• TASK DETAILS: List every line in this data where the string "name" occurs.

----------------

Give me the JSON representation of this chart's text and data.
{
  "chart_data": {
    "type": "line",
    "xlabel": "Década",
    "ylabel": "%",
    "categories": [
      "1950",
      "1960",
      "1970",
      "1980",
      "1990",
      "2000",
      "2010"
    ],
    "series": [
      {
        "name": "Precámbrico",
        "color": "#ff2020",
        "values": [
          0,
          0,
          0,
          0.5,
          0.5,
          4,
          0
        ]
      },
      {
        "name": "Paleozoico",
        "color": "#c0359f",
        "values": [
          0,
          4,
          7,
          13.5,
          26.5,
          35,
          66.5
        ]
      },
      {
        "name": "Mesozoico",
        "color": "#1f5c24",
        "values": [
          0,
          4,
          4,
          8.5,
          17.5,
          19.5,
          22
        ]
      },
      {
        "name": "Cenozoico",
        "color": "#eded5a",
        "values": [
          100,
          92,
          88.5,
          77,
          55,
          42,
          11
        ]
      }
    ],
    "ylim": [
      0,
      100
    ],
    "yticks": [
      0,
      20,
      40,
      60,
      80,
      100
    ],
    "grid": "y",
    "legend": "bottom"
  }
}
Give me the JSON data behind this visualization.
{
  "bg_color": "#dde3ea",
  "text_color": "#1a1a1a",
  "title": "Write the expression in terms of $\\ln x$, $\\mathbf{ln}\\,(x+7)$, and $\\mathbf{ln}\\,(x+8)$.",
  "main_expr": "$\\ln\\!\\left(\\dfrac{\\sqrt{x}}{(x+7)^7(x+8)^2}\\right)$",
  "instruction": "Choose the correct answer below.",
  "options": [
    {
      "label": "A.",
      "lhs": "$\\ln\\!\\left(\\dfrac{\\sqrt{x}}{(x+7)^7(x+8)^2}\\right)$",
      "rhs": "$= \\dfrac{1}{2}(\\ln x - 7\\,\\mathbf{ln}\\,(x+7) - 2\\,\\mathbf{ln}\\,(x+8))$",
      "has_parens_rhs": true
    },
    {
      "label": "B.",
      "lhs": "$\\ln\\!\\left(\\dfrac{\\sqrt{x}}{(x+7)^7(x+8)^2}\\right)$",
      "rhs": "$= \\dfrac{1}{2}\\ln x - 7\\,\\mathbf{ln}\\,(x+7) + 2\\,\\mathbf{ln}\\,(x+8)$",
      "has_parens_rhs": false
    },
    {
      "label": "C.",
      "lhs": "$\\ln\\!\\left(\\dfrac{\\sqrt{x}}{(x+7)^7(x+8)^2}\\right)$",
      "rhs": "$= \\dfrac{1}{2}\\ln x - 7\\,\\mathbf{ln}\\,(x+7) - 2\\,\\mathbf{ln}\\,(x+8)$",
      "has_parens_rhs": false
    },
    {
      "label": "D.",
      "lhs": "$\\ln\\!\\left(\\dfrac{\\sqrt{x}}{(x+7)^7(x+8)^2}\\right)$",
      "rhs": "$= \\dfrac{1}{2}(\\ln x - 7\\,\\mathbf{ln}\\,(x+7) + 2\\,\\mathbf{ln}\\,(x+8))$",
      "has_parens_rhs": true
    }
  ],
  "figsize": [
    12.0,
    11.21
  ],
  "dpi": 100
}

----------------

• WRITTEN SOLUTION:
        "name": "Precámbrico",
        "name": "Paleozoico",
        "name": "Mesozoico",
        "name": "Cenozoico",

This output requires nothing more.